Work order → Repeat the data below in full and exactly.

Information →
=== Section Start ===
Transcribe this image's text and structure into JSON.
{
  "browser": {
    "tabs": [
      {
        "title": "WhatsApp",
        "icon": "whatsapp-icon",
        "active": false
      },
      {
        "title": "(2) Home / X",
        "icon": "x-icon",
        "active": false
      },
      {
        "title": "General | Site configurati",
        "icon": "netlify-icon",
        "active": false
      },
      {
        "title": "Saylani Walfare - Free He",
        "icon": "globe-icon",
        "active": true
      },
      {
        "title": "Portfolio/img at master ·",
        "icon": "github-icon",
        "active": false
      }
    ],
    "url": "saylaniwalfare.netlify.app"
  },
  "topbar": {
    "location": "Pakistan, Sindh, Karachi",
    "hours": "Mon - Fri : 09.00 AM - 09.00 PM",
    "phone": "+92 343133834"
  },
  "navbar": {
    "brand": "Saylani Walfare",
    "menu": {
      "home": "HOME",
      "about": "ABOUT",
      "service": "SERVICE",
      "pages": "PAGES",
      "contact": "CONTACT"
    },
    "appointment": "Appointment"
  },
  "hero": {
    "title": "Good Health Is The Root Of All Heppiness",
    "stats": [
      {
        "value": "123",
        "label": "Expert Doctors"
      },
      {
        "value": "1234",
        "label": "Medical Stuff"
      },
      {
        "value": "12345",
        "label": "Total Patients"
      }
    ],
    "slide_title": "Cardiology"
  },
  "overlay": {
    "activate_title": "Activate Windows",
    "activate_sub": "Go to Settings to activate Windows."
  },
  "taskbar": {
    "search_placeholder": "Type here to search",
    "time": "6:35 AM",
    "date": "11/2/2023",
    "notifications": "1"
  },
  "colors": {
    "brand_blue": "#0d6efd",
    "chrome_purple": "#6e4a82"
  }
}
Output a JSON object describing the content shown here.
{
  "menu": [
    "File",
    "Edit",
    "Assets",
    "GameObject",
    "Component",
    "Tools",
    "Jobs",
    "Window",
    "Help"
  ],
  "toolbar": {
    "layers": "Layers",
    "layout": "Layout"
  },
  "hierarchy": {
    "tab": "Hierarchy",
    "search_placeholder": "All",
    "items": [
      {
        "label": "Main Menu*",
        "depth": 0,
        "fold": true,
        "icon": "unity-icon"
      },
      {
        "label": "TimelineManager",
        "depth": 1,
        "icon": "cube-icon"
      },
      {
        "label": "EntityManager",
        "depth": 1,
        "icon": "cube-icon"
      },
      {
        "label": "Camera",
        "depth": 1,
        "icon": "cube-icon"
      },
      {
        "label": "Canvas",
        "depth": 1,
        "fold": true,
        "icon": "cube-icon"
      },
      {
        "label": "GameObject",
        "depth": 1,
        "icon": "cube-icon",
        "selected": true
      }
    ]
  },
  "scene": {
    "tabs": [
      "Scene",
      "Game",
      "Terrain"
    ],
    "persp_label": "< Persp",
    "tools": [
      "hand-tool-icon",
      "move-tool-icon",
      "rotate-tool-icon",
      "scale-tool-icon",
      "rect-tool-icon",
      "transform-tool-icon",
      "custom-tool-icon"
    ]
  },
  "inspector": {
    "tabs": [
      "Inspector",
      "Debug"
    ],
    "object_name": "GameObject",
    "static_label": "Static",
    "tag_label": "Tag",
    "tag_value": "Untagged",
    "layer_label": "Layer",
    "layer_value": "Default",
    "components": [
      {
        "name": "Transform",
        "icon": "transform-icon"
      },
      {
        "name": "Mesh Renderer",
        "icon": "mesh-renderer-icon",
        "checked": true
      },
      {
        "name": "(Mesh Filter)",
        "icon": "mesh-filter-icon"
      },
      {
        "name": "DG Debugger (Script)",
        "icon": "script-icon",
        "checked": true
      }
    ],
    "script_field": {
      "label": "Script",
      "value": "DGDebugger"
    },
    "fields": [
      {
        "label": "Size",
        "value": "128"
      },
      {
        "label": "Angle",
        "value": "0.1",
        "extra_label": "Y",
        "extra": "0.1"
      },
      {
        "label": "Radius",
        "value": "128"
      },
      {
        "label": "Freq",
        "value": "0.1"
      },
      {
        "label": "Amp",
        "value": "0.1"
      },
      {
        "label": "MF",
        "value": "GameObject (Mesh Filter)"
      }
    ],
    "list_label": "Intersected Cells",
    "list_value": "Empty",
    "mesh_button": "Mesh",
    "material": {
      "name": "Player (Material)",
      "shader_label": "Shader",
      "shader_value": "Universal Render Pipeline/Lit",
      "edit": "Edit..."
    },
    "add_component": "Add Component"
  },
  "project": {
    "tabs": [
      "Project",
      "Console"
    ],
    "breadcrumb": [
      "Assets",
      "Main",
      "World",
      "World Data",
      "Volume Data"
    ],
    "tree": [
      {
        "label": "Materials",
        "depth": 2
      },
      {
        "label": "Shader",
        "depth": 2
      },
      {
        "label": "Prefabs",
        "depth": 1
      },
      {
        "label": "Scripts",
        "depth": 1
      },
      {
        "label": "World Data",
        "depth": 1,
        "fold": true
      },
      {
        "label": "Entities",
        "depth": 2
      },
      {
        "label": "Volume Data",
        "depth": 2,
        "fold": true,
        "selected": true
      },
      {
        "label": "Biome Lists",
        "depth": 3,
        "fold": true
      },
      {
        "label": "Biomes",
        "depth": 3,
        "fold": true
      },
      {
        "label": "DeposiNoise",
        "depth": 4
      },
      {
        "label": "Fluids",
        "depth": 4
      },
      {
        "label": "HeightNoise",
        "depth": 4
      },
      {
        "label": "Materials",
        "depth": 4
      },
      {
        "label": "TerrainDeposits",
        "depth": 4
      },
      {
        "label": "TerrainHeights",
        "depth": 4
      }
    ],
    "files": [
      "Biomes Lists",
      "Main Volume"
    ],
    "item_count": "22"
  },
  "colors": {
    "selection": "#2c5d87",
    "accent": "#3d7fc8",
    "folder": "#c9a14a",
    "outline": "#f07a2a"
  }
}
=== Section End ===
Exercise response →
Transcribe this image's text and structure into JSON.
{
  "browser": {
    "tabs": [
      {
        "title": "WhatsApp",
        "icon": "whatsapp-icon",
        "active": false
      },
      {
        "title": "(2) Home / X",
        "icon": "x-icon",
        "active": false
      },
      {
        "title": "General | Site configurati",
        "icon": "netlify-icon",
        "active": false
      },
      {
        "title": "Saylani Walfare - Free He",
        "icon": "globe-icon",
        "active": true
      },
      {
        "title": "Portfolio/img at master ·",
        "icon": "github-icon",
        "active": false
      }
    ],
    "url": "saylaniwalfare.netlify.app"
  },
  "topbar": {
    "location": "Pakistan, Sindh, Karachi",
    "hours": "Mon - Fri : 09.00 AM - 09.00 PM",
    "phone": "+92 343133834"
  },
  "navbar": {
    "brand": "Saylani Walfare",
    "menu": {
      "home": "HOME",
      "about": "ABOUT",
      "service": "SERVICE",
      "pages": "PAGES",
      "contact": "CONTACT"
    },
    "appointment": "Appointment"
  },
  "hero": {
    "title": "Good Health Is The Root Of All Heppiness",
    "stats": [
      {
        "value": "123",
        "label": "Expert Doctors"
      },
      {
        "value": "1234",
        "label": "Medical Stuff"
      },
      {
        "value": "12345",
        "label": "Total Patients"
      }
    ],
    "slide_title": "Cardiology"
  },
  "overlay": {
    "activate_title": "Activate Windows",
    "activate_sub": "Go to Settings to activate Windows."
  },
  "taskbar": {
    "search_placeholder": "Type here to search",
    "time": "6:35 AM",
    "date": "11/2/2023",
    "notifications": "1"
  },
  "colors": {
    "brand_blue": "#0d6efd",
    "chrome_purple": "#6e4a82"
  }
}
Output a JSON object describing the content shown here.
{
  "menu": [
    "File",
    "Edit",
    "Assets",
    "GameObject",
    "Component",
    "Tools",
    "Jobs",
    "Window",
    "Help"
  ],
  "toolbar": {
    "layers": "Layers",
    "layout": "Layout"
  },
  "hierarchy": {
    "tab": "Hierarchy",
    "search_placeholder": "All",
    "items": [
      {
        "label": "Main Menu*",
        "depth": 0,
        "fold": true,
        "icon": "unity-icon"
      },
      {
        "label": "TimelineManager",
        "depth": 1,
        "icon": "cube-icon"
      },
      {
        "label": "EntityManager",
        "depth": 1,
        "icon": "cube-icon"
      },
      {
        "label": "Camera",
        "depth": 1,
        "icon": "cube-icon"
      },
      {
        "label": "Canvas",
        "depth": 1,
        "fold": true,
        "icon": "cube-icon"
      },
      {
        "label": "GameObject",
        "depth": 1,
        "icon": "cube-icon",
        "selected": true
      }
    ]
  },
  "scene": {
    "tabs": [
      "Scene",
      "Game",
      "Terrain"
    ],
    "persp_label": "< Persp",
    "tools": [
      "hand-tool-icon",
      "move-tool-icon",
      "rotate-tool-icon",
      "scale-tool-icon",
      "rect-tool-icon",
      "transform-tool-icon",
      "custom-tool-icon"
    ]
  },
  "inspector": {
    "tabs": [
      "Inspector",
      "Debug"
    ],
    "object_name": "GameObject",
    "static_label": "Static",
    "tag_label": "Tag",
    "tag_value": "Untagged",
    "layer_label": "Layer",
    "layer_value": "Default",
    "components": [
      {
        "name": "Transform",
        "icon": "transform-icon"
      },
      {
        "name": "Mesh Renderer",
        "icon": "mesh-renderer-icon",
        "checked": true
      },
      {
        "name": "(Mesh Filter)",
        "icon": "mesh-filter-icon"
      },
      {
        "name": "DG Debugger (Script)",
        "icon": "script-icon",
        "checked": true
      }
    ],
    "script_field": {
      "label": "Script",
      "value": "DGDebugger"
    },
    "fields": [
      {
        "label": "Size",
        "value": "128"
      },
      {
        "label": "Angle",
        "value": "0.1",
        "extra_label": "Y",
        "extra": "0.1"
      },
      {
        "label": "Radius",
        "value": "128"
      },
      {
        "label": "Freq",
        "value": "0.1"
      },
      {
        "label": "Amp",
        "value": "0.1"
      },
      {
        "label": "MF",
        "value": "GameObject (Mesh Filter)"
      }
    ],
    "list_label": "Intersected Cells",
    "list_value": "Empty",
    "mesh_button": "Mesh",
    "material": {
      "name": "Player (Material)",
      "shader_label": "Shader",
      "shader_value": "Universal Render Pipeline/Lit",
      "edit": "Edit..."
    },
    "add_component": "Add Component"
  },
  "project": {
    "tabs": [
      "Project",
      "Console"
    ],
    "breadcrumb": [
      "Assets",
      "Main",
      "World",
      "World Data",
      "Volume Data"
    ],
    "tree": [
      {
        "label": "Materials",
        "depth": 2
      },
      {
        "label": "Shader",
        "depth": 2
      },
      {
        "label": "Prefabs",
        "depth": 1
      },
      {
        "label": "Scripts",
        "depth": 1
      },
      {
        "label": "World Data",
        "depth": 1,
        "fold": true
      },
      {
        "label": "Entities",
        "depth": 2
      },
      {
        "label": "Volume Data",
        "depth": 2,
        "fold": true,
        "selected": true
      },
      {
        "label": "Biome Lists",
        "depth": 3,
        "fold": true
      },
      {
        "label": "Biomes",
        "depth": 3,
        "fold": true
      },
      {
        "label": "DeposiNoise",
        "depth": 4
      },
      {
        "label": "Fluids",
        "depth": 4
      },
      {
        "label": "HeightNoise",
        "depth": 4
      },
      {
        "label": "Materials",
        "depth": 4
      },
      {
        "label": "TerrainDeposits",
        "depth": 4
      },
      {
        "label": "TerrainHeights",
        "depth": 4
      }
    ],
    "files": [
      "Biomes Lists",
      "Main Volume"
    ],
    "item_count": "22"
  },
  "colors": {
    "selection": "#2c5d87",
    "accent": "#3d7fc8",
    "folder": "#c9a14a",
    "outline": "#f07a2a"
  }
}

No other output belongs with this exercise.